Goal
Below are records. Copy every line with "ylabel" in it.

Stored data
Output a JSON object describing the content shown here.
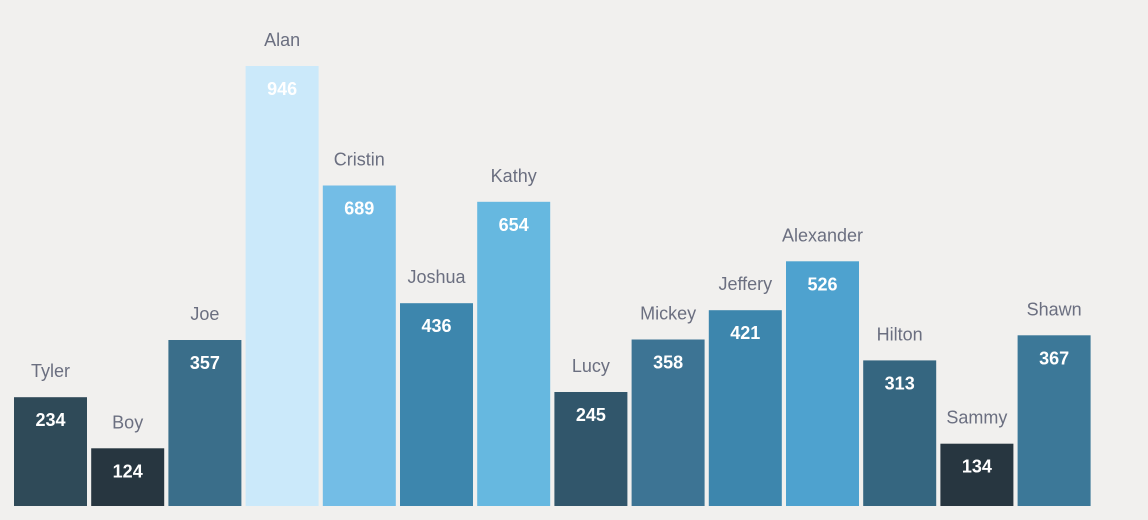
{
  "chart_data": {
    "type": "bar",
    "categories": [
      "Tyler",
      "Boy",
      "Joe",
      "Alan",
      "Cristin",
      "Joshua",
      "Kathy",
      "Lucy",
      "Mickey",
      "Jeffery",
      "Alexander",
      "Hilton",
      "Sammy",
      "Shawn"
    ],
    "values": [
      234,
      124,
      357,
      946,
      689,
      436,
      654,
      245,
      358,
      421,
      526,
      313,
      134,
      367
    ],
    "colors": [
      "#2f4a58",
      "#273640",
      "#3a6e8a",
      "#cbe9fa",
      "#73bde6",
      "#3d86ad",
      "#66b8e0",
      "#31566b",
      "#3d7494",
      "#3d86ad",
      "#4ea2cf",
      "#356680",
      "#273640",
      "#3c7898"
    ],
    "title": "",
    "xlabel": "",
    "ylabel": "",
    "ylim": [
      0,
      946
    ],
    "grid": false,
    "legend": "none"
  }
}
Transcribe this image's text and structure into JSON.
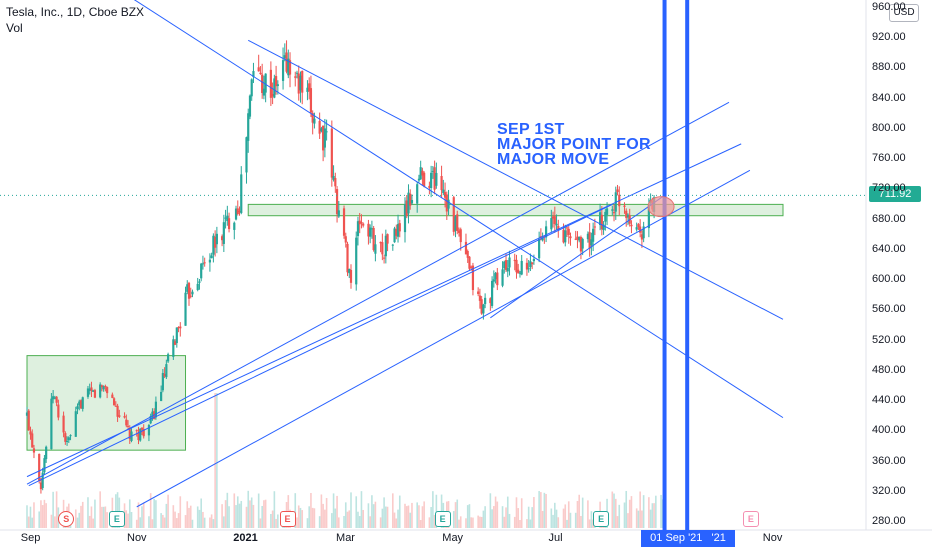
{
  "header": {
    "symbol": "Tesla, Inc., 1D, Cboe BZX",
    "volume_label": "Vol",
    "currency": "USD"
  },
  "annotation": {
    "lines": [
      "SEP 1ST",
      "MAJOR POINT FOR",
      "MAJOR MOVE"
    ]
  },
  "last_price": "711.92",
  "crosshair_date": "01 Sep '21",
  "crosshair_date_2": "'21",
  "events": [
    "S",
    "E",
    "E",
    "E",
    "E",
    "E"
  ],
  "colors": {
    "up": "#26a69a",
    "down": "#ef5350",
    "trendline": "#2962ff",
    "zone_fill": "#c8e6c9",
    "zone_border": "#4caf50",
    "circle": "#ef9a9a"
  },
  "chart_data": {
    "type": "candlestick",
    "title": "Tesla, Inc., 1D, Cboe BZX",
    "ylim": [
      270,
      960
    ],
    "y_ticks": [
      "960.00",
      "920.00",
      "880.00",
      "840.00",
      "800.00",
      "760.00",
      "720.00",
      "680.00",
      "640.00",
      "600.00",
      "560.00",
      "520.00",
      "480.00",
      "440.00",
      "400.00",
      "360.00",
      "320.00",
      "280.00"
    ],
    "x_ticks": [
      "Sep",
      "Nov",
      "2021",
      "Mar",
      "May",
      "Jul",
      "Sep",
      "Nov"
    ],
    "close_path": [
      [
        "2020-08-31",
        420
      ],
      [
        "2020-09-08",
        330
      ],
      [
        "2020-09-15",
        450
      ],
      [
        "2020-09-23",
        380
      ],
      [
        "2020-10-01",
        440
      ],
      [
        "2020-10-15",
        460
      ],
      [
        "2020-10-30",
        390
      ],
      [
        "2020-11-10",
        410
      ],
      [
        "2020-11-20",
        490
      ],
      [
        "2020-12-01",
        580
      ],
      [
        "2020-12-15",
        640
      ],
      [
        "2020-12-31",
        705
      ],
      [
        "2021-01-08",
        880
      ],
      [
        "2021-01-20",
        850
      ],
      [
        "2021-01-26",
        890
      ],
      [
        "2021-02-05",
        850
      ],
      [
        "2021-02-19",
        780
      ],
      [
        "2021-03-05",
        600
      ],
      [
        "2021-03-10",
        680
      ],
      [
        "2021-03-22",
        640
      ],
      [
        "2021-03-31",
        660
      ],
      [
        "2021-04-14",
        740
      ],
      [
        "2021-04-26",
        730
      ],
      [
        "2021-05-04",
        670
      ],
      [
        "2021-05-19",
        560
      ],
      [
        "2021-06-01",
        620
      ],
      [
        "2021-06-15",
        610
      ],
      [
        "2021-06-25",
        680
      ],
      [
        "2021-07-06",
        660
      ],
      [
        "2021-07-20",
        650
      ],
      [
        "2021-07-30",
        690
      ],
      [
        "2021-08-06",
        710
      ],
      [
        "2021-08-18",
        665
      ],
      [
        "2021-08-27",
        711.92
      ]
    ],
    "zones": [
      {
        "from": "2021-01-05",
        "to": "2021-11-08",
        "low": 685,
        "high": 700
      },
      {
        "from": "2020-08-31",
        "to": "2020-11-30",
        "low": 375,
        "high": 500
      }
    ],
    "vertical_markers": [
      "2021-09-01",
      "2021-09-14"
    ]
  }
}
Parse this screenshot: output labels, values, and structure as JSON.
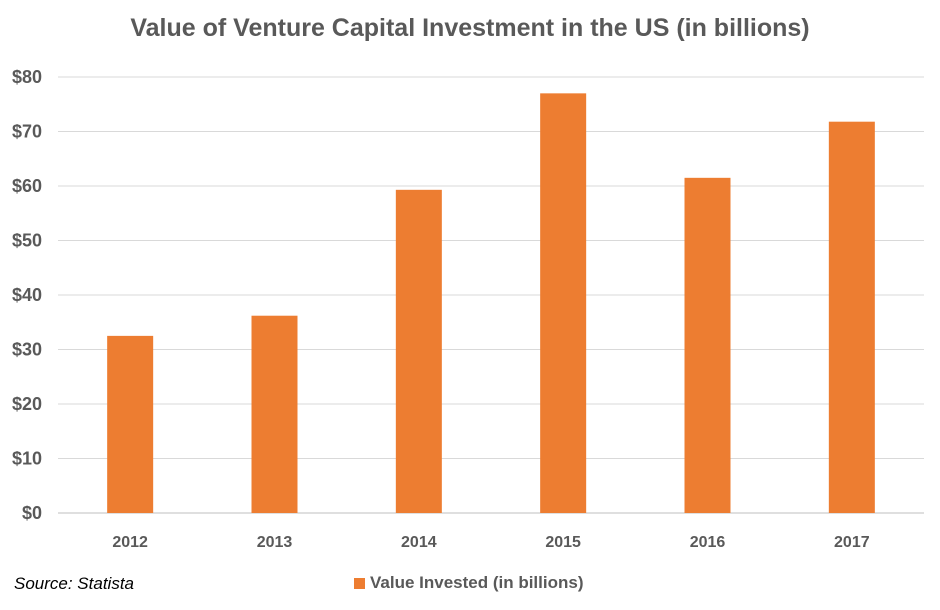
{
  "chart_data": {
    "type": "bar",
    "title": "Value of Venture Capital Investment in the US (in billions)",
    "categories": [
      "2012",
      "2013",
      "2014",
      "2015",
      "2016",
      "2017"
    ],
    "series": [
      {
        "name": "Value Invested (in billions)",
        "values": [
          32.5,
          36.2,
          59.3,
          77.0,
          61.5,
          71.8
        ],
        "color": "#ED7D31"
      }
    ],
    "ylim": [
      0,
      80
    ],
    "yticks": [
      0,
      10,
      20,
      30,
      40,
      50,
      60,
      70,
      80
    ],
    "ytick_labels": [
      "$0",
      "$10",
      "$20",
      "$30",
      "$40",
      "$50",
      "$60",
      "$70",
      "$80"
    ],
    "grid": true,
    "legend_position": "bottom",
    "source_note": "Source: Statista"
  }
}
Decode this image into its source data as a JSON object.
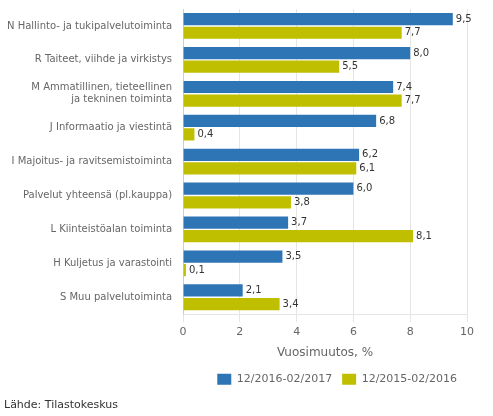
{
  "chart_data": {
    "type": "bar",
    "orientation": "horizontal",
    "categories": [
      "N Hallinto- ja tukipalvelutoiminta",
      "R Taiteet, viihde ja virkistys",
      "M Ammatillinen, tieteellinen\nja tekninen toiminta",
      "J Informaatio ja viestintä",
      "I Majoitus- ja ravitsemistoiminta",
      "Palvelut yhteensä (pl.kauppa)",
      "L Kiinteistöalan toiminta",
      "H Kuljetus ja varastointi",
      "S Muu palvelutoiminta"
    ],
    "series": [
      {
        "name": "12/2016-02/2017",
        "color": "#2E75B6",
        "values": [
          9.5,
          8.0,
          7.4,
          6.8,
          6.2,
          6.0,
          3.7,
          3.5,
          2.1
        ],
        "value_labels": [
          "9,5",
          "8,0",
          "7,4",
          "6,8",
          "6,2",
          "6,0",
          "3,7",
          "3,5",
          "2,1"
        ]
      },
      {
        "name": "12/2015-02/2016",
        "color": "#BFBF00",
        "values": [
          7.7,
          5.5,
          7.7,
          0.4,
          6.1,
          3.8,
          8.1,
          0.1,
          3.4
        ],
        "value_labels": [
          "7,7",
          "5,5",
          "7,7",
          "0,4",
          "6,1",
          "3,8",
          "8,1",
          "0,1",
          "3,4"
        ]
      }
    ],
    "xlabel": "Vuosimuutos, %",
    "xlim": [
      0,
      10
    ],
    "xticks": [
      0,
      2,
      4,
      6,
      8,
      10
    ],
    "grid": true,
    "legend": "lower right",
    "data_labels": true,
    "annotations": [
      "Lähde: Tilastokeskus"
    ]
  }
}
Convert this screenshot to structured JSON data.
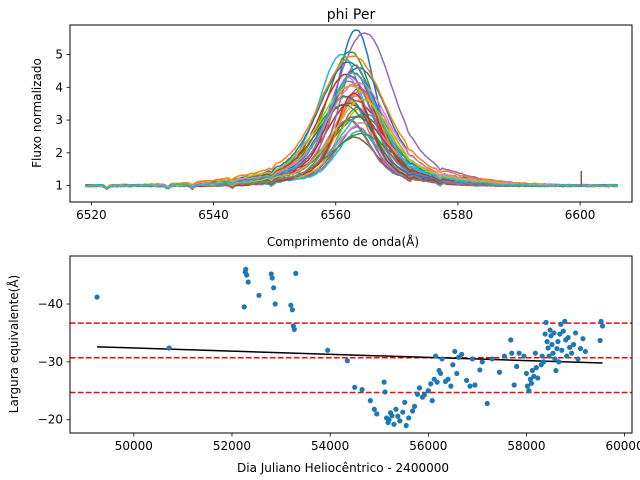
{
  "chart_data": [
    {
      "type": "line",
      "title": "phi Per",
      "xlabel": "Comprimento de onda(Å)",
      "ylabel": "Fluxo normalizado",
      "xlim": [
        6516.5,
        6608.5
      ],
      "ylim": [
        0.5,
        5.9
      ],
      "xticks": [
        6520,
        6540,
        6560,
        6580,
        6600
      ],
      "yticks": [
        1,
        2,
        3,
        4,
        5
      ],
      "grid": false,
      "legend": "none",
      "line_center": 6563,
      "peak_range": [
        2.4,
        5.65
      ],
      "spectra_count": 40,
      "x_range_data": [
        6519,
        6606.5
      ],
      "series": [
        {
          "color": "#1f77b4",
          "peak": 5.65,
          "center": 6563.3
        },
        {
          "color": "#ff7f0e",
          "peak": 3.4,
          "center": 6562.6
        },
        {
          "color": "#2ca02c",
          "peak": 5.0,
          "center": 6562.4
        },
        {
          "color": "#d62728",
          "peak": 3.5,
          "center": 6563.1
        },
        {
          "color": "#9467bd",
          "peak": 5.55,
          "center": 6564.7
        },
        {
          "color": "#8c564b",
          "peak": 2.4,
          "center": 6563.0
        },
        {
          "color": "#e377c2",
          "peak": 4.2,
          "center": 6562.0
        },
        {
          "color": "#7f7f7f",
          "peak": 3.3,
          "center": 6563.5
        },
        {
          "color": "#bcbd22",
          "peak": 3.6,
          "center": 6561.5
        },
        {
          "color": "#17becf",
          "peak": 4.9,
          "center": 6560.9
        },
        {
          "color": "#1f77b4",
          "peak": 4.5,
          "center": 6563.7
        },
        {
          "color": "#ff7f0e",
          "peak": 4.0,
          "center": 6562.9
        },
        {
          "color": "#2ca02c",
          "peak": 3.0,
          "center": 6564.1
        },
        {
          "color": "#d62728",
          "peak": 4.3,
          "center": 6561.8
        },
        {
          "color": "#9467bd",
          "peak": 3.9,
          "center": 6563.9
        },
        {
          "color": "#8c564b",
          "peak": 2.9,
          "center": 6562.3
        },
        {
          "color": "#e377c2",
          "peak": 3.7,
          "center": 6564.3
        },
        {
          "color": "#7f7f7f",
          "peak": 4.1,
          "center": 6562.2
        },
        {
          "color": "#bcbd22",
          "peak": 3.2,
          "center": 6563.6
        },
        {
          "color": "#17becf",
          "peak": 3.1,
          "center": 6564.8
        },
        {
          "color": "#1f77b4",
          "peak": 4.7,
          "center": 6562.1
        },
        {
          "color": "#ff7f0e",
          "peak": 3.8,
          "center": 6564.0
        },
        {
          "color": "#2ca02c",
          "peak": 3.35,
          "center": 6561.2
        },
        {
          "color": "#d62728",
          "peak": 4.4,
          "center": 6562.8
        },
        {
          "color": "#9467bd",
          "peak": 2.7,
          "center": 6563.4
        },
        {
          "color": "#8c564b",
          "peak": 3.45,
          "center": 6561.9
        },
        {
          "color": "#e377c2",
          "peak": 2.8,
          "center": 6564.5
        },
        {
          "color": "#7f7f7f",
          "peak": 4.6,
          "center": 6563.2
        },
        {
          "color": "#bcbd22",
          "peak": 3.95,
          "center": 6562.5
        },
        {
          "color": "#17becf",
          "peak": 2.6,
          "center": 6563.8
        },
        {
          "color": "#1f77b4",
          "peak": 3.65,
          "center": 6561.6
        },
        {
          "color": "#ff7f0e",
          "peak": 4.85,
          "center": 6562.7
        },
        {
          "color": "#2ca02c",
          "peak": 2.5,
          "center": 6564.2
        },
        {
          "color": "#d62728",
          "peak": 3.75,
          "center": 6563.0
        },
        {
          "color": "#9467bd",
          "peak": 4.25,
          "center": 6562.4
        },
        {
          "color": "#8c564b",
          "peak": 3.05,
          "center": 6563.3
        },
        {
          "color": "#e377c2",
          "peak": 4.05,
          "center": 6563.6
        },
        {
          "color": "#7f7f7f",
          "peak": 2.95,
          "center": 6562.0
        },
        {
          "color": "#bcbd22",
          "peak": 3.55,
          "center": 6564.4
        },
        {
          "color": "#17becf",
          "peak": 4.35,
          "center": 6562.9
        }
      ]
    },
    {
      "type": "scatter",
      "xlabel": "Dia Juliano Heliocêntrico - 2400000",
      "ylabel": "Largura equivalente(Å)",
      "xlim": [
        48700,
        60150
      ],
      "ylim": [
        -48.3,
        -17.7
      ],
      "y_inverted": true,
      "xticks": [
        50000,
        52000,
        54000,
        56000,
        58000,
        60000
      ],
      "yticks": [
        -40,
        -30,
        -20
      ],
      "grid": false,
      "legend": "none",
      "point_color": "#1f77b4",
      "points": [
        [
          49250,
          -41.2
        ],
        [
          50720,
          -32.4
        ],
        [
          52250,
          -39.5
        ],
        [
          52270,
          -45.5
        ],
        [
          52280,
          -46.0
        ],
        [
          52300,
          -45.0
        ],
        [
          52330,
          -43.8
        ],
        [
          52550,
          -41.5
        ],
        [
          52800,
          -45.2
        ],
        [
          52820,
          -44.5
        ],
        [
          52850,
          -42.8
        ],
        [
          52880,
          -40.0
        ],
        [
          53200,
          -39.8
        ],
        [
          53230,
          -39.0
        ],
        [
          53250,
          -36.2
        ],
        [
          53270,
          -35.6
        ],
        [
          53300,
          -45.3
        ],
        [
          53950,
          -32.0
        ],
        [
          54350,
          -30.2
        ],
        [
          54500,
          -25.6
        ],
        [
          54650,
          -25.2
        ],
        [
          54820,
          -23.3
        ],
        [
          54900,
          -21.8
        ],
        [
          54950,
          -21.0
        ],
        [
          55100,
          -26.5
        ],
        [
          55120,
          -24.8
        ],
        [
          55150,
          -20.3
        ],
        [
          55180,
          -19.5
        ],
        [
          55200,
          -20.0
        ],
        [
          55230,
          -21.2
        ],
        [
          55260,
          -20.7
        ],
        [
          55300,
          -19.2
        ],
        [
          55340,
          -21.8
        ],
        [
          55380,
          -20.6
        ],
        [
          55420,
          -19.8
        ],
        [
          55480,
          -21.3
        ],
        [
          55520,
          -23.0
        ],
        [
          55550,
          -19.0
        ],
        [
          55600,
          -20.3
        ],
        [
          55680,
          -21.5
        ],
        [
          55720,
          -22.3
        ],
        [
          55780,
          -24.4
        ],
        [
          55820,
          -25.5
        ],
        [
          55880,
          -23.9
        ],
        [
          55920,
          -24.3
        ],
        [
          56000,
          -25.0
        ],
        [
          56050,
          -26.2
        ],
        [
          56080,
          -23.3
        ],
        [
          56120,
          -27.0
        ],
        [
          56150,
          -31.0
        ],
        [
          56180,
          -26.5
        ],
        [
          56220,
          -28.5
        ],
        [
          56250,
          -28.0
        ],
        [
          56280,
          -30.5
        ],
        [
          56350,
          -26.6
        ],
        [
          56400,
          -27.0
        ],
        [
          56460,
          -25.8
        ],
        [
          56500,
          -29.5
        ],
        [
          56540,
          -31.8
        ],
        [
          56580,
          -28.0
        ],
        [
          56620,
          -30.8
        ],
        [
          56680,
          -31.3
        ],
        [
          56780,
          -26.8
        ],
        [
          56850,
          -25.8
        ],
        [
          56900,
          -30.5
        ],
        [
          56950,
          -26.0
        ],
        [
          57050,
          -28.6
        ],
        [
          57100,
          -30.0
        ],
        [
          57200,
          -22.8
        ],
        [
          57300,
          -30.5
        ],
        [
          57450,
          -28.2
        ],
        [
          57550,
          -31.0
        ],
        [
          57680,
          -33.8
        ],
        [
          57700,
          -31.5
        ],
        [
          57750,
          -26.0
        ],
        [
          57800,
          -29.2
        ],
        [
          57850,
          -31.5
        ],
        [
          57950,
          -31.0
        ],
        [
          58000,
          -28.0
        ],
        [
          58020,
          -25.8
        ],
        [
          58050,
          -25.0
        ],
        [
          58080,
          -27.0
        ],
        [
          58100,
          -26.3
        ],
        [
          58120,
          -28.5
        ],
        [
          58150,
          -27.5
        ],
        [
          58180,
          -31.5
        ],
        [
          58200,
          -29.0
        ],
        [
          58230,
          -27.2
        ],
        [
          58300,
          -29.5
        ],
        [
          58320,
          -31.0
        ],
        [
          58350,
          -30.0
        ],
        [
          58380,
          -34.8
        ],
        [
          58400,
          -36.8
        ],
        [
          58420,
          -33.5
        ],
        [
          58440,
          -32.4
        ],
        [
          58460,
          -31.0
        ],
        [
          58480,
          -35.5
        ],
        [
          58500,
          -34.5
        ],
        [
          58520,
          -33.0
        ],
        [
          58540,
          -31.5
        ],
        [
          58560,
          -35.0
        ],
        [
          58580,
          -30.5
        ],
        [
          58600,
          -28.5
        ],
        [
          58620,
          -32.3
        ],
        [
          58640,
          -33.5
        ],
        [
          58660,
          -30.0
        ],
        [
          58680,
          -34.8
        ],
        [
          58700,
          -36.5
        ],
        [
          58720,
          -32.0
        ],
        [
          58750,
          -35.3
        ],
        [
          58780,
          -37.0
        ],
        [
          58800,
          -33.8
        ],
        [
          58820,
          -31.0
        ],
        [
          58850,
          -34.2
        ],
        [
          58880,
          -32.5
        ],
        [
          58920,
          -31.5
        ],
        [
          58960,
          -33.0
        ],
        [
          59000,
          -35.0
        ],
        [
          59050,
          -30.5
        ],
        [
          59100,
          -32.3
        ],
        [
          59150,
          -34.0
        ],
        [
          59200,
          -31.8
        ],
        [
          59500,
          -33.7
        ],
        [
          59520,
          -37.0
        ],
        [
          59550,
          -36.2
        ]
      ],
      "trend_line": {
        "color": "#000000",
        "x": [
          49250,
          59550
        ],
        "y": [
          -32.6,
          -29.8
        ]
      },
      "hlines": {
        "color": "#ff0000",
        "style": "dashed",
        "y": [
          -36.7,
          -30.7,
          -24.7
        ]
      }
    }
  ]
}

Response to this exercise
    "ylabel": "",
      "ylabel": "Fluxo normalizado",
      "ylabel": "Largura equivalente(Å)",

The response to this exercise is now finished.